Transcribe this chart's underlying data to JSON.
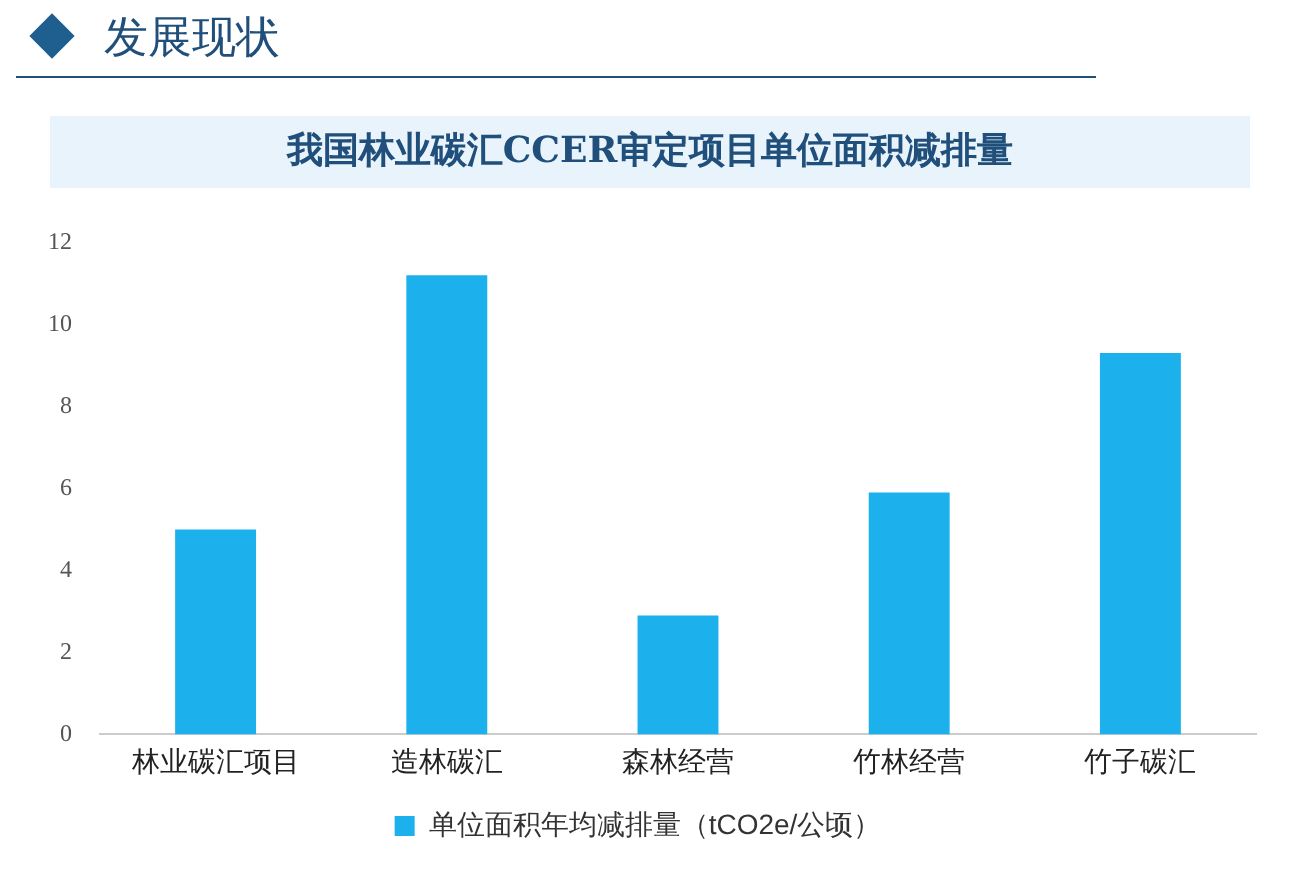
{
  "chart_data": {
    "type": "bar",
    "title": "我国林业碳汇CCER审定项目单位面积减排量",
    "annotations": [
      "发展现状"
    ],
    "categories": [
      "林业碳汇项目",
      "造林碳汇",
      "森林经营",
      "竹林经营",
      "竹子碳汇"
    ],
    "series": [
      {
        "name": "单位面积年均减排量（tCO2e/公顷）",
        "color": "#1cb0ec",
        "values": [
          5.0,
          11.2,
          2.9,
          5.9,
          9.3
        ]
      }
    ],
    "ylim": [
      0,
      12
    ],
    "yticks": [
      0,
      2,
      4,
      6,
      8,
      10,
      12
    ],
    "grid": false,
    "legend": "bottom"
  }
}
****************************************
What you should do: Restate the listing above word for word, and skip the pictures.

Exercise result:
Transcribe this chart's underlying data to JSON.
{
  "chart_data": {
    "type": "bar",
    "title": "我国林业碳汇CCER审定项目单位面积减排量",
    "annotations": [
      "发展现状"
    ],
    "categories": [
      "林业碳汇项目",
      "造林碳汇",
      "森林经营",
      "竹林经营",
      "竹子碳汇"
    ],
    "series": [
      {
        "name": "单位面积年均减排量（tCO2e/公顷）",
        "color": "#1cb0ec",
        "values": [
          5.0,
          11.2,
          2.9,
          5.9,
          9.3
        ]
      }
    ],
    "ylim": [
      0,
      12
    ],
    "yticks": [
      0,
      2,
      4,
      6,
      8,
      10,
      12
    ],
    "grid": false,
    "legend": "bottom"
  }
}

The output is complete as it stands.